Problem requirements:
Reproduce every one of the rows below verbatim, preserving each character and the original line order.

(Items listed in a dataset)
+===+
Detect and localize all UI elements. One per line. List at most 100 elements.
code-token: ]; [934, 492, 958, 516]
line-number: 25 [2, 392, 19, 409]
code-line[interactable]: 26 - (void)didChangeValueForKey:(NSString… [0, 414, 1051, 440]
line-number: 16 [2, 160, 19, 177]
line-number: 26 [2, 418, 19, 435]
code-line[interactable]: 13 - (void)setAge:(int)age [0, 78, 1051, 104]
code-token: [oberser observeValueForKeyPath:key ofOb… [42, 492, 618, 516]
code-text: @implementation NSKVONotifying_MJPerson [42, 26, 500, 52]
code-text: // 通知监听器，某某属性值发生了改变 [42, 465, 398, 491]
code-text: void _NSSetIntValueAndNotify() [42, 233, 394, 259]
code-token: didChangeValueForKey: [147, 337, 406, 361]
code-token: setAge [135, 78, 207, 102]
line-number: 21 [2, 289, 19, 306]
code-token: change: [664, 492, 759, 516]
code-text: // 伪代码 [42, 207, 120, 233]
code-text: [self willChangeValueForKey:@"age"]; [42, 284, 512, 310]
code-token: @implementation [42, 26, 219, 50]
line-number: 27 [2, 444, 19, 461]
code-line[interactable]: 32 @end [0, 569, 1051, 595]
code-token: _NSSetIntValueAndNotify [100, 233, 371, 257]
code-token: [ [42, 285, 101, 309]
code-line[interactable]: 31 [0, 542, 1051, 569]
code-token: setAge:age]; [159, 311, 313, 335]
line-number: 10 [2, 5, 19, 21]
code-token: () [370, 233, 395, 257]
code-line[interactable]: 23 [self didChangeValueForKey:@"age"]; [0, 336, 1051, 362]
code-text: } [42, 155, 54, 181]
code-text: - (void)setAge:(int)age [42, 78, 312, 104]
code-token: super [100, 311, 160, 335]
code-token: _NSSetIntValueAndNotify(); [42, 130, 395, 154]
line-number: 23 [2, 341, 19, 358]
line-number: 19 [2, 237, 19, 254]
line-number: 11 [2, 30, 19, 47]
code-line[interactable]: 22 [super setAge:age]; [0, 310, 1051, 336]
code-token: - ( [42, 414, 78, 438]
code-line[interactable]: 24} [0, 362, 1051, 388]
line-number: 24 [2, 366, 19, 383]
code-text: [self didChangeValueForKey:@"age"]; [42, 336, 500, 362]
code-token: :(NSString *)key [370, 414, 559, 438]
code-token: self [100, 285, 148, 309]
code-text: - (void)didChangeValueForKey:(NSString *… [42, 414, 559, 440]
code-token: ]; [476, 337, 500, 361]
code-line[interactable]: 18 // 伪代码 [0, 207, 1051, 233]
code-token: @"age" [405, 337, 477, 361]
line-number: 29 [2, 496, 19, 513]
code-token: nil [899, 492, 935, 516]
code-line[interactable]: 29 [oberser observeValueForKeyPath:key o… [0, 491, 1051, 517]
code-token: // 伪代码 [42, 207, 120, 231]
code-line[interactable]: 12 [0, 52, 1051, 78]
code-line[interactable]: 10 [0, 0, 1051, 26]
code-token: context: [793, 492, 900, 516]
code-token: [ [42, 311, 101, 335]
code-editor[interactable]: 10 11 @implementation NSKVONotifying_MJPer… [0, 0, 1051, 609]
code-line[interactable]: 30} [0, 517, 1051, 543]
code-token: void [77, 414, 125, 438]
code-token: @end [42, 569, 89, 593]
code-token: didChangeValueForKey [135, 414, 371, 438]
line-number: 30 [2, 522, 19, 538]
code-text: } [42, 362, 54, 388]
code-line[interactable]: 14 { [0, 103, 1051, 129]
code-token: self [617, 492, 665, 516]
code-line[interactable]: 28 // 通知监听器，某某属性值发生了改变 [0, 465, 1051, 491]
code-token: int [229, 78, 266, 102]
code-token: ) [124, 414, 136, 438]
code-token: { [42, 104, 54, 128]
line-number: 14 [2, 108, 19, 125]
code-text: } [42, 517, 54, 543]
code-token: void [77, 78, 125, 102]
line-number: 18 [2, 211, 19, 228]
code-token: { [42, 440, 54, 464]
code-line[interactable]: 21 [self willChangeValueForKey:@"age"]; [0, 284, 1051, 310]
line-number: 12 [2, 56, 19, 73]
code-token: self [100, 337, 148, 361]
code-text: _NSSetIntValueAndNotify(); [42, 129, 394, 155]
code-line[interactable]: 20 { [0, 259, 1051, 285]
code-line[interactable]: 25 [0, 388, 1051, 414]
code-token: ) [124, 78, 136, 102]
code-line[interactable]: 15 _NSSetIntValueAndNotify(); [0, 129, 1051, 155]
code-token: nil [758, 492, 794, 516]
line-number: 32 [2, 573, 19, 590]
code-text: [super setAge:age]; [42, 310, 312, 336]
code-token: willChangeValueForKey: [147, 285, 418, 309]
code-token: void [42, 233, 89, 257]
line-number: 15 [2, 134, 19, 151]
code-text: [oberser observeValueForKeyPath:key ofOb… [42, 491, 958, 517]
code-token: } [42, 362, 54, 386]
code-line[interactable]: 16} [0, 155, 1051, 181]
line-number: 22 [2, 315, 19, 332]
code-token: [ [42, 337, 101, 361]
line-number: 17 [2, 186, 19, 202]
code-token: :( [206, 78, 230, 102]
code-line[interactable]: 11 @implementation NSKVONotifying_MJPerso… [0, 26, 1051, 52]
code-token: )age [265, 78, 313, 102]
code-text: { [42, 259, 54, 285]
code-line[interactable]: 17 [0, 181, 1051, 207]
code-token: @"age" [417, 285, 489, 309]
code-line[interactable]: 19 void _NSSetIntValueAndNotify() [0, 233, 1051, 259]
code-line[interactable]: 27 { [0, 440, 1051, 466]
+===+
Task solution:
Detect and localize all UI elements. One per line. List at most 100 elements.
code-token: ]; [934, 492, 958, 516]
line-number: 25 [2, 392, 19, 409]
code-line[interactable]: 26 - (void)didChangeValueForKey:(NSString… [0, 414, 1051, 440]
line-number: 16 [2, 160, 19, 177]
line-number: 26 [2, 418, 19, 435]
code-line[interactable]: 13 - (void)setAge:(int)age [0, 78, 1051, 104]
code-token: [oberser observeValueForKeyPath:key ofOb… [42, 492, 618, 516]
code-text: @implementation NSKVONotifying_MJPerson [42, 26, 500, 52]
code-text: // 通知监听器，某某属性值发生了改变 [42, 465, 398, 491]
code-text: void _NSSetIntValueAndNotify() [42, 233, 394, 259]
code-token: didChangeValueForKey: [147, 337, 406, 361]
code-token: setAge [135, 78, 207, 102]
line-number: 21 [2, 289, 19, 306]
code-token: change: [664, 492, 759, 516]
code-text: // 伪代码 [42, 207, 120, 233]
code-text: [self willChangeValueForKey:@"age"]; [42, 284, 512, 310]
code-token: @implementation [42, 26, 219, 50]
line-number: 27 [2, 444, 19, 461]
code-line[interactable]: 32 @end [0, 569, 1051, 595]
code-token: _NSSetIntValueAndNotify [100, 233, 371, 257]
code-token: [ [42, 285, 101, 309]
code-line[interactable]: 31 [0, 542, 1051, 569]
code-token: setAge:age]; [159, 311, 313, 335]
line-number: 10 [2, 5, 19, 21]
code-token: () [370, 233, 395, 257]
code-line[interactable]: 23 [self didChangeValueForKey:@"age"]; [0, 336, 1051, 362]
code-text: } [42, 155, 54, 181]
code-text: - (void)setAge:(int)age [42, 78, 312, 104]
code-token: super [100, 311, 160, 335]
code-token: _NSSetIntValueAndNotify(); [42, 130, 395, 154]
line-number: 23 [2, 341, 19, 358]
line-number: 19 [2, 237, 19, 254]
line-number: 11 [2, 30, 19, 47]
code-line[interactable]: 22 [super setAge:age]; [0, 310, 1051, 336]
code-token: - ( [42, 414, 78, 438]
code-line[interactable]: 24} [0, 362, 1051, 388]
line-number: 24 [2, 366, 19, 383]
code-text: [self didChangeValueForKey:@"age"]; [42, 336, 500, 362]
code-token: :(NSString *)key [370, 414, 559, 438]
code-token: self [100, 285, 148, 309]
code-text: - (void)didChangeValueForKey:(NSString *… [42, 414, 559, 440]
code-token: ]; [476, 337, 500, 361]
code-line[interactable]: 18 // 伪代码 [0, 207, 1051, 233]
code-token: @"age" [405, 337, 477, 361]
line-number: 29 [2, 496, 19, 513]
code-token: nil [899, 492, 935, 516]
code-line[interactable]: 29 [oberser observeValueForKeyPath:key o… [0, 491, 1051, 517]
code-token: // 伪代码 [42, 207, 120, 231]
code-line[interactable]: 12 [0, 52, 1051, 78]
code-line[interactable]: 10 [0, 0, 1051, 26]
code-token: context: [793, 492, 900, 516]
code-token: [ [42, 311, 101, 335]
code-editor[interactable]: 10 11 @implementation NSKVONotifying_MJPer… [0, 0, 1051, 609]
code-line[interactable]: 30} [0, 517, 1051, 543]
code-token: void [77, 414, 125, 438]
code-token: @end [42, 569, 89, 593]
code-token: didChangeValueForKey [135, 414, 371, 438]
line-number: 30 [2, 522, 19, 538]
code-text: } [42, 362, 54, 388]
code-line[interactable]: 14 { [0, 103, 1051, 129]
code-token: self [617, 492, 665, 516]
code-line[interactable]: 28 // 通知监听器，某某属性值发生了改变 [0, 465, 1051, 491]
code-token: int [229, 78, 266, 102]
code-token: ) [124, 414, 136, 438]
code-token: { [42, 104, 54, 128]
line-number: 14 [2, 108, 19, 125]
code-text: } [42, 517, 54, 543]
code-token: void [77, 78, 125, 102]
line-number: 18 [2, 211, 19, 228]
code-token: { [42, 440, 54, 464]
code-line[interactable]: 21 [self willChangeValueForKey:@"age"]; [0, 284, 1051, 310]
line-number: 12 [2, 56, 19, 73]
code-token: self [100, 337, 148, 361]
code-text: _NSSetIntValueAndNotify(); [42, 129, 394, 155]
code-line[interactable]: 20 { [0, 259, 1051, 285]
code-line[interactable]: 25 [0, 388, 1051, 414]
code-token: ) [124, 78, 136, 102]
code-line[interactable]: 15 _NSSetIntValueAndNotify(); [0, 129, 1051, 155]
code-token: nil [758, 492, 794, 516]
line-number: 32 [2, 573, 19, 590]
code-text: [super setAge:age]; [42, 310, 312, 336]
code-token: willChangeValueForKey: [147, 285, 418, 309]
code-token: void [42, 233, 89, 257]
line-number: 15 [2, 134, 19, 151]
code-text: [oberser observeValueForKeyPath:key ofOb… [42, 491, 958, 517]
code-token: } [42, 362, 54, 386]
code-line[interactable]: 16} [0, 155, 1051, 181]
line-number: 22 [2, 315, 19, 332]
code-token: [ [42, 337, 101, 361]
line-number: 17 [2, 186, 19, 202]
code-token: :( [206, 78, 230, 102]
code-line[interactable]: 11 @implementation NSKVONotifying_MJPerso… [0, 26, 1051, 52]
code-token: )age [265, 78, 313, 102]
code-text: { [42, 259, 54, 285]
code-line[interactable]: 17 [0, 181, 1051, 207]
code-token: @"age" [417, 285, 489, 309]
code-line[interactable]: 19 void _NSSetIntValueAndNotify() [0, 233, 1051, 259]
code-line[interactable]: 27 { [0, 440, 1051, 466]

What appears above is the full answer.